┏━━

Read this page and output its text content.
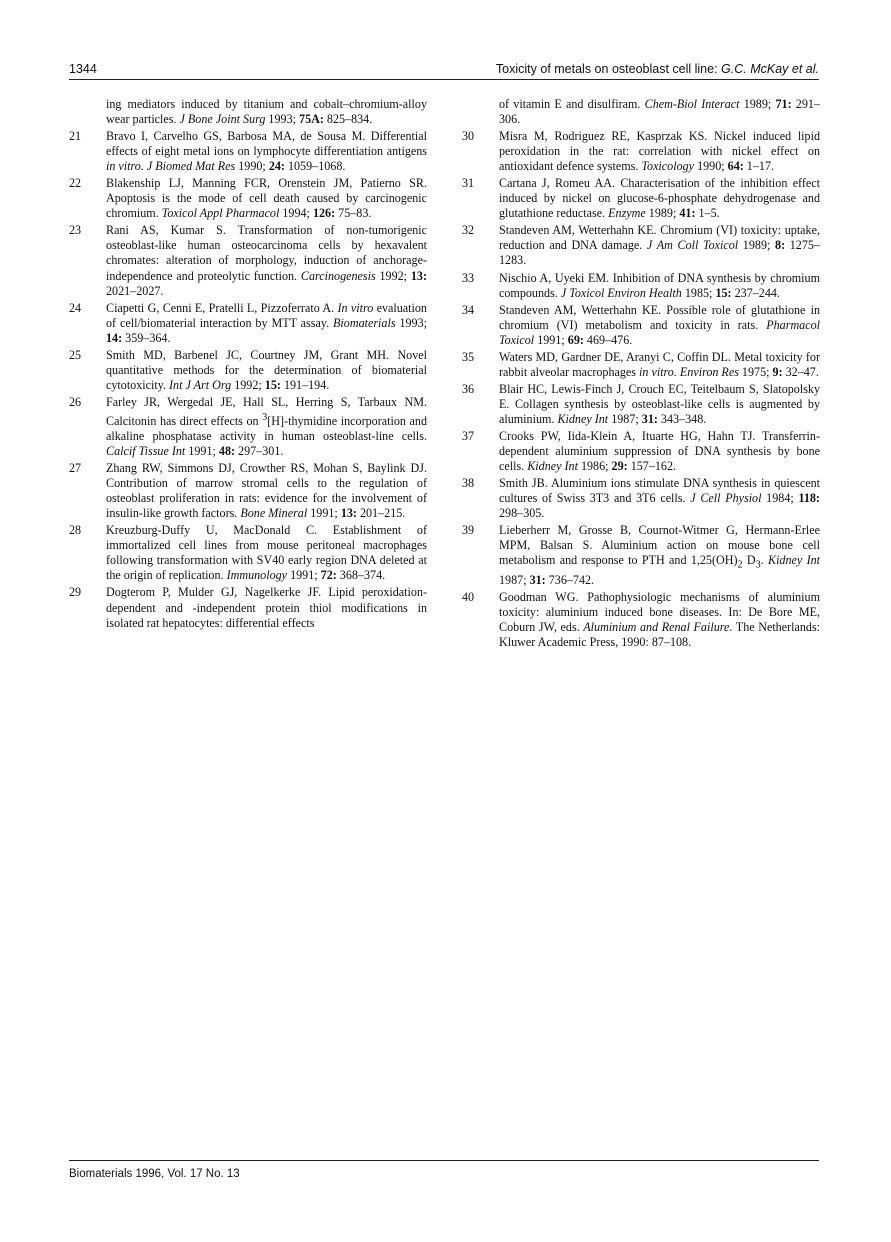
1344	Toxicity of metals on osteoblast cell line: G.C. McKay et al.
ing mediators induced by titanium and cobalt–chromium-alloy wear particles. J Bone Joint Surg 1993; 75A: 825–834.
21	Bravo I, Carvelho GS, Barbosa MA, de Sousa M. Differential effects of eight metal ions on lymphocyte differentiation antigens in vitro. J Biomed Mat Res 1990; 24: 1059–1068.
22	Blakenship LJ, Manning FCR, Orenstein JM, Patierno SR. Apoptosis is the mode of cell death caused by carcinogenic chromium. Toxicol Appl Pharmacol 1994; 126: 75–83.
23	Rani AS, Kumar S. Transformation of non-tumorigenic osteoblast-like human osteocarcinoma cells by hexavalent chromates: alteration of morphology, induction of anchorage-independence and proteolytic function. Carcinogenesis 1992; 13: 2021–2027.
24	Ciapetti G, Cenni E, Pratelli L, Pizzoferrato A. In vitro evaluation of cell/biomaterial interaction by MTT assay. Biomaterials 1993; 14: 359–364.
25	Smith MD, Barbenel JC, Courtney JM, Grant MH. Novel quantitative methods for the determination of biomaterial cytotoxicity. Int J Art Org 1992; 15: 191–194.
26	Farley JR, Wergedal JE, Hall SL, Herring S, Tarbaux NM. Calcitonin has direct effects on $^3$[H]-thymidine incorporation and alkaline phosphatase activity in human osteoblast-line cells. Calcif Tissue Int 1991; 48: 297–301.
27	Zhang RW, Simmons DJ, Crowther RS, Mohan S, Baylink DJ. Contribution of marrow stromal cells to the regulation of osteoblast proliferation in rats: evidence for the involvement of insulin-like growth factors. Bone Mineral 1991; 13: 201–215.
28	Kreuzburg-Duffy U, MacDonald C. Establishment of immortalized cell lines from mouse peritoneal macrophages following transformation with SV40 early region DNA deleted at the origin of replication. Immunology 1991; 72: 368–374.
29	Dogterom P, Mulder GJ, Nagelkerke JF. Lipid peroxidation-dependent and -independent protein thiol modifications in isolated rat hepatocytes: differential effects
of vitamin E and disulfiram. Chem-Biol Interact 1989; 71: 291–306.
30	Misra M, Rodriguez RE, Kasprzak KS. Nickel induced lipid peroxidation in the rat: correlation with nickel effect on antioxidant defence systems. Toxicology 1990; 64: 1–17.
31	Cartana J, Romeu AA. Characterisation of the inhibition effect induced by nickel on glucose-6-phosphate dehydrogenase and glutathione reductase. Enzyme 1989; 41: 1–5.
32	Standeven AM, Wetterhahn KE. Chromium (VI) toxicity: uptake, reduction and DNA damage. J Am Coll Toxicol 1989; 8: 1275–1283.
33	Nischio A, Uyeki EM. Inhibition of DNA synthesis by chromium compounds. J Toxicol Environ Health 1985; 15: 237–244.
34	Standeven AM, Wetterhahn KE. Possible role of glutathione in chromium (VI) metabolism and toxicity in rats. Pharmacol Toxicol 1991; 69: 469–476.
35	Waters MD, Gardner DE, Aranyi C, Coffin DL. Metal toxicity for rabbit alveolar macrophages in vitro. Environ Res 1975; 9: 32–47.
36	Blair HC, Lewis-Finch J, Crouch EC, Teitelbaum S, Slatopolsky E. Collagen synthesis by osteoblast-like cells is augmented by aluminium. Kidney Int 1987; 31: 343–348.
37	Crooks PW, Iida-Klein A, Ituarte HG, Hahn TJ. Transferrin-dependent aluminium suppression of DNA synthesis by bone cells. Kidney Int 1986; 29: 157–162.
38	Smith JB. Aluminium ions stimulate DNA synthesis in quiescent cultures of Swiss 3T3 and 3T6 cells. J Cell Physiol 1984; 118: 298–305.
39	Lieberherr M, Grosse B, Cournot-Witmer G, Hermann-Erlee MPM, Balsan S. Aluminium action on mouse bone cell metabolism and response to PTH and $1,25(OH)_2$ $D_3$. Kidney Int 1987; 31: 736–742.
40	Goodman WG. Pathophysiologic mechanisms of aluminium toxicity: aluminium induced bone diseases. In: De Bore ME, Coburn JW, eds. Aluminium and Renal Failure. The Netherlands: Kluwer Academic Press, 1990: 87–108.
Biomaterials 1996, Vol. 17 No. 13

┗━━

• _REQUIRED WORK_
Every line above that holds the string "Standeven" should be returned.

• _ANSWER_
32	Standeven AM, Wetterhahn KE. Chromium (VI) toxicity: uptake, reduction and DNA damage. J Am Coll Toxicol 1989; 8: 1275–1283.
34	Standeven AM, Wetterhahn KE. Possible role of glutathione in chromium (VI) metabolism and toxicity in rats. Pharmacol Toxicol 1991; 69: 469–476.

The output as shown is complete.